• **Work to be completed**: Every line that includes the word "climatology" is to be listed.

(Stored items from a collection)
▬▬▬
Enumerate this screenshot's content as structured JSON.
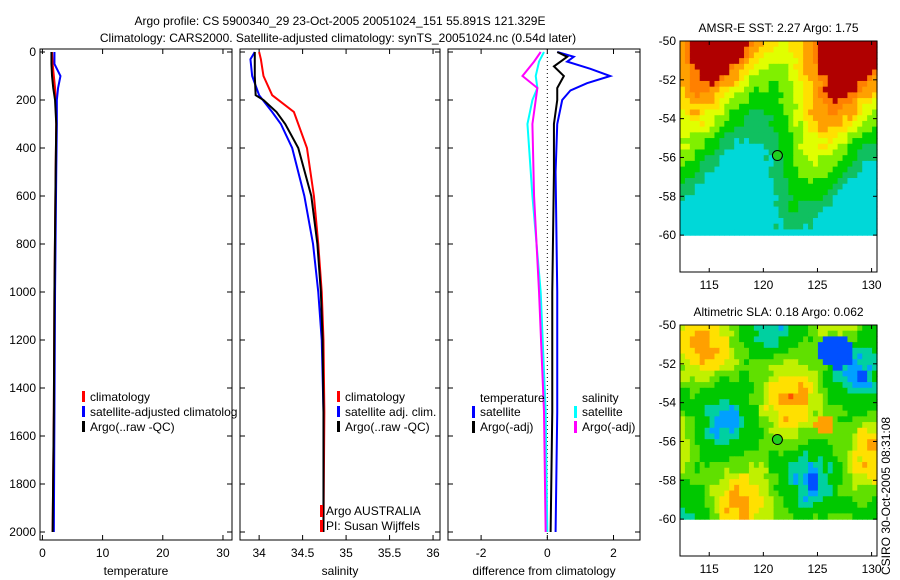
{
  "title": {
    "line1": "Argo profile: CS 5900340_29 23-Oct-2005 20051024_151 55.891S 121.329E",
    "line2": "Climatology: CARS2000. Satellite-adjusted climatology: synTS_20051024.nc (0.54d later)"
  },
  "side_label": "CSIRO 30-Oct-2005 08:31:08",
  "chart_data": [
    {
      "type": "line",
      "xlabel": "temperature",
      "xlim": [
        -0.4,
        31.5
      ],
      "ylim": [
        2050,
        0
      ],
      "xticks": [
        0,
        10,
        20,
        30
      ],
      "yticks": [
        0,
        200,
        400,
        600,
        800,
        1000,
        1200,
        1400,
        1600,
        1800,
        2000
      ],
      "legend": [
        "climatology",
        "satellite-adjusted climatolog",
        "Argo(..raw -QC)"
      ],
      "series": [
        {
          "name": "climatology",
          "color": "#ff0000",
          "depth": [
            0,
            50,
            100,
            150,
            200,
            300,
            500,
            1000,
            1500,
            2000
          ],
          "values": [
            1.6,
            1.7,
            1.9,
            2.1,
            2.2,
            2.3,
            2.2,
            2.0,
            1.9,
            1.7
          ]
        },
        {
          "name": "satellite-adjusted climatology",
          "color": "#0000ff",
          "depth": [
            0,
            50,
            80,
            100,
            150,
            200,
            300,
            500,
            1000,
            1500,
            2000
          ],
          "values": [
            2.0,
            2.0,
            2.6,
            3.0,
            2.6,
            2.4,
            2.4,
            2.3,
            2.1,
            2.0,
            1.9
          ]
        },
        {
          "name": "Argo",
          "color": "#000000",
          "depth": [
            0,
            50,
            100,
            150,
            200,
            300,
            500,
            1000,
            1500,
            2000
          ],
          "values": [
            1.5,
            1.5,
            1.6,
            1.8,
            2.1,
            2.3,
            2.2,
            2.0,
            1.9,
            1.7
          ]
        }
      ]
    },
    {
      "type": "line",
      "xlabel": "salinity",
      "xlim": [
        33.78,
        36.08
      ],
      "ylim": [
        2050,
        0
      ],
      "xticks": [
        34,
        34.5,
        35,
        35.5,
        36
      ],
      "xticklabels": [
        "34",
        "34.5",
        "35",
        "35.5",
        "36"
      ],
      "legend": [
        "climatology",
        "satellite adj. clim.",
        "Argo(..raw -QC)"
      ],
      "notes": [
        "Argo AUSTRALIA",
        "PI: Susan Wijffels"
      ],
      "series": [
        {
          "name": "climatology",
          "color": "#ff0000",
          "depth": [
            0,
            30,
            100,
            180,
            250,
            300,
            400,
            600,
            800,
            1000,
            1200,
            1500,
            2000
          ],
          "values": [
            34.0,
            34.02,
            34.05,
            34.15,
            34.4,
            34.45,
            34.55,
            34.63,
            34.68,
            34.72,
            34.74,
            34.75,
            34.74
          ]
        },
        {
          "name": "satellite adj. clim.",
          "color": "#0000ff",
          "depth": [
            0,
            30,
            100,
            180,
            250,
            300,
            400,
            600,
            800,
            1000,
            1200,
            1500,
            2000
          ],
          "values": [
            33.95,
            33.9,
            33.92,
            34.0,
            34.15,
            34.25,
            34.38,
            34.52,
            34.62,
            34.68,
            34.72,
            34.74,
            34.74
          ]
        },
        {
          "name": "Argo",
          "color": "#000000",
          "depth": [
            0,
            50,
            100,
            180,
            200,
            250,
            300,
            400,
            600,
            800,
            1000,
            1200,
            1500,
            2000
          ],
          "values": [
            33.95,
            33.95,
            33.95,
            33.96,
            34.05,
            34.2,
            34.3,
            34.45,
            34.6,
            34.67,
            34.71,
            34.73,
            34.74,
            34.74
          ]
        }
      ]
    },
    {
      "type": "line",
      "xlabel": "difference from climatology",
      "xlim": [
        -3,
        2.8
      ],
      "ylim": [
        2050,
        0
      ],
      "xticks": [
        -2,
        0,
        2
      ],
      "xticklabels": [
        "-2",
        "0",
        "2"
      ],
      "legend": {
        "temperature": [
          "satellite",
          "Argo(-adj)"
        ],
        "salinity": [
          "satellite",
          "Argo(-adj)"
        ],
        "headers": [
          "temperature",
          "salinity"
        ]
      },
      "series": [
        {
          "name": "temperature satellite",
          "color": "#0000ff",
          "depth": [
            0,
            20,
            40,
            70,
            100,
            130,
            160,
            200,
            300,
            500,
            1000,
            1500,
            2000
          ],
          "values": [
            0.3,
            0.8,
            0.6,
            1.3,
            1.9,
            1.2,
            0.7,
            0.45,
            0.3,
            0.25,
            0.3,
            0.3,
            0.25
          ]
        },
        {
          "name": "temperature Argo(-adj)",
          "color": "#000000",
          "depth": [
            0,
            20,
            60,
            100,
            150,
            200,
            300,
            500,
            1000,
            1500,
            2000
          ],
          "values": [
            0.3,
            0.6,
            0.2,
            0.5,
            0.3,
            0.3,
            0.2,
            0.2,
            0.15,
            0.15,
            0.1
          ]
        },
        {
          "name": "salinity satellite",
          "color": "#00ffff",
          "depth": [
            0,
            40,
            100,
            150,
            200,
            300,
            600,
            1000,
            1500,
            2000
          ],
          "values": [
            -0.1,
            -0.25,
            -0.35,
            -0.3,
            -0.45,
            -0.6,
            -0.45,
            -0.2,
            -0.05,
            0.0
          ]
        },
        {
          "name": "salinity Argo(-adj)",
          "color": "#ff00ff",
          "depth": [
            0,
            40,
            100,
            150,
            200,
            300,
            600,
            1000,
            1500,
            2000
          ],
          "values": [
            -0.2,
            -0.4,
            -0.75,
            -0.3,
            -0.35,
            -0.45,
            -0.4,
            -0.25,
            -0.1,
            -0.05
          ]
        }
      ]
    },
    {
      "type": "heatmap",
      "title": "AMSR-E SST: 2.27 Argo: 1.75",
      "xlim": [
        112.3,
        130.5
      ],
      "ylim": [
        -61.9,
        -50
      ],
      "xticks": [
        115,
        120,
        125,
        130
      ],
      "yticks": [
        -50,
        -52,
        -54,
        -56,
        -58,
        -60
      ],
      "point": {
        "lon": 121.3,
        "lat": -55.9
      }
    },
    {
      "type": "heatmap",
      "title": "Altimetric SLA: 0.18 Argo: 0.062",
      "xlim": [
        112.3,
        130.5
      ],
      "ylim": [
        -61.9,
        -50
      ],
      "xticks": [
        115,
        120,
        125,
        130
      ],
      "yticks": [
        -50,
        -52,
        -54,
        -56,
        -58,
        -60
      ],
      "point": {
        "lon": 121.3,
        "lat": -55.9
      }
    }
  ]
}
▬▬▬
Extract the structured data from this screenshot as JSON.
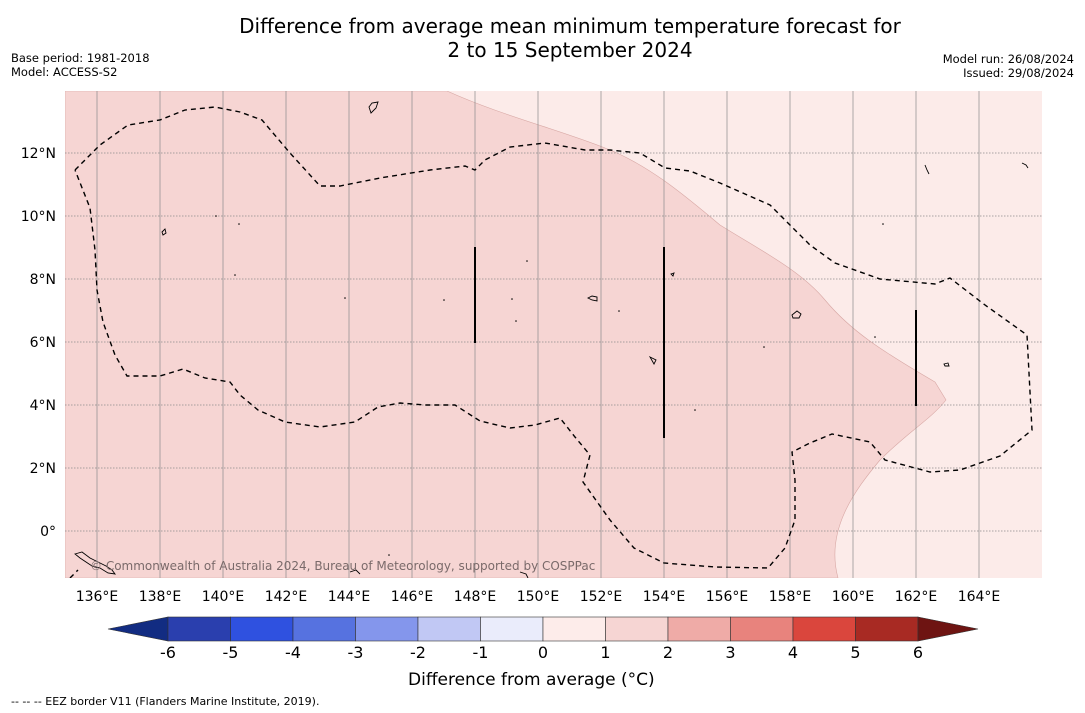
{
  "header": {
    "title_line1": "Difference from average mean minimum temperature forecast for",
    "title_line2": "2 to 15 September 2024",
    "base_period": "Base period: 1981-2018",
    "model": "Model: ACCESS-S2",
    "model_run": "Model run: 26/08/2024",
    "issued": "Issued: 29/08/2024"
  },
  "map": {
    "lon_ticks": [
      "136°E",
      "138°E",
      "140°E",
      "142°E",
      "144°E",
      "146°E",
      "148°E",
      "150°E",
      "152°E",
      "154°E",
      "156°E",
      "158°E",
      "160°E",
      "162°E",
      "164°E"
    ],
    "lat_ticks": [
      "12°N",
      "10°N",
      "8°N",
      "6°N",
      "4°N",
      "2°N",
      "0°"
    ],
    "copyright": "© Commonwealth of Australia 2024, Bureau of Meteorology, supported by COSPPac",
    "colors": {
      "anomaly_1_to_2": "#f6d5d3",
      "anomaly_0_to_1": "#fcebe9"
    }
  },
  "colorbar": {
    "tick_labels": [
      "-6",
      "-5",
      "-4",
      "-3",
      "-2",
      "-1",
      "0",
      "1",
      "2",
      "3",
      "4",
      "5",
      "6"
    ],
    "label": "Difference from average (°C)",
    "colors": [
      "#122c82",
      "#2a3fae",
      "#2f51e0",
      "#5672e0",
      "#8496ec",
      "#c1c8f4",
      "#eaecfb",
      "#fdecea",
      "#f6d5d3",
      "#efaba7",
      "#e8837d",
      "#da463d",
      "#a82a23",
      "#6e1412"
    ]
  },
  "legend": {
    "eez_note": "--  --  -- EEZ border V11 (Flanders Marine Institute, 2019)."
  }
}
▬▬▬
• **Solution for this exercise**:
    "line2": "Climatology: CARS2000. Satellite-adjusted climatology: synTS_20051024.nc (0.54d later)"
        "climatology",
          "name": "climatology",
          "name": "satellite-adjusted climatology",
        "climatology",
          "name": "climatology",
      "xlabel": "difference from climatology",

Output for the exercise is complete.